> Goal of the exercise:
Go through the entries below and pick out every line with "background".

> Data extract:
■ ■ ■ ■ ■ ■ ■

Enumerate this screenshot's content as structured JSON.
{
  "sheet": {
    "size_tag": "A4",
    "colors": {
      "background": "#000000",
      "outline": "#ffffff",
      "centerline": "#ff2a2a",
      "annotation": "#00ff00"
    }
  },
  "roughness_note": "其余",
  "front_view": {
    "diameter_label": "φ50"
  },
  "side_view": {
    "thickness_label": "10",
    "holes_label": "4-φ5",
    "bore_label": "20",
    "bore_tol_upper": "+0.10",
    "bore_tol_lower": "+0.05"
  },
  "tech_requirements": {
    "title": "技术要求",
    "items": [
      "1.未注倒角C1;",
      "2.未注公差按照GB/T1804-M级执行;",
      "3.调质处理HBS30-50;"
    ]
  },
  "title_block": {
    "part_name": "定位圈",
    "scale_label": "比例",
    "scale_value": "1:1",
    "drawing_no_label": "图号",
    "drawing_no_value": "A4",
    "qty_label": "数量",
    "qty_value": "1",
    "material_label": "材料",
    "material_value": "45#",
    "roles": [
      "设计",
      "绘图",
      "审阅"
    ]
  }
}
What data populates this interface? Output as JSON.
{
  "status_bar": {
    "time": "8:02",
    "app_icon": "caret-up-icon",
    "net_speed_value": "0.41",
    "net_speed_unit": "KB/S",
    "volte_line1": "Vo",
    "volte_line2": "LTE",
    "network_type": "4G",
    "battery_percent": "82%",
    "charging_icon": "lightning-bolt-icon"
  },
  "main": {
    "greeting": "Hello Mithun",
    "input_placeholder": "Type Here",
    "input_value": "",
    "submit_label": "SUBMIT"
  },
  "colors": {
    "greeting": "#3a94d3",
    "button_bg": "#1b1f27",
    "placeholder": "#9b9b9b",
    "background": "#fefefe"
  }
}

■ ■ ■ ■ ■ ■ ■

> Exercise response:
      "background": "#000000",
    "background": "#fefefe"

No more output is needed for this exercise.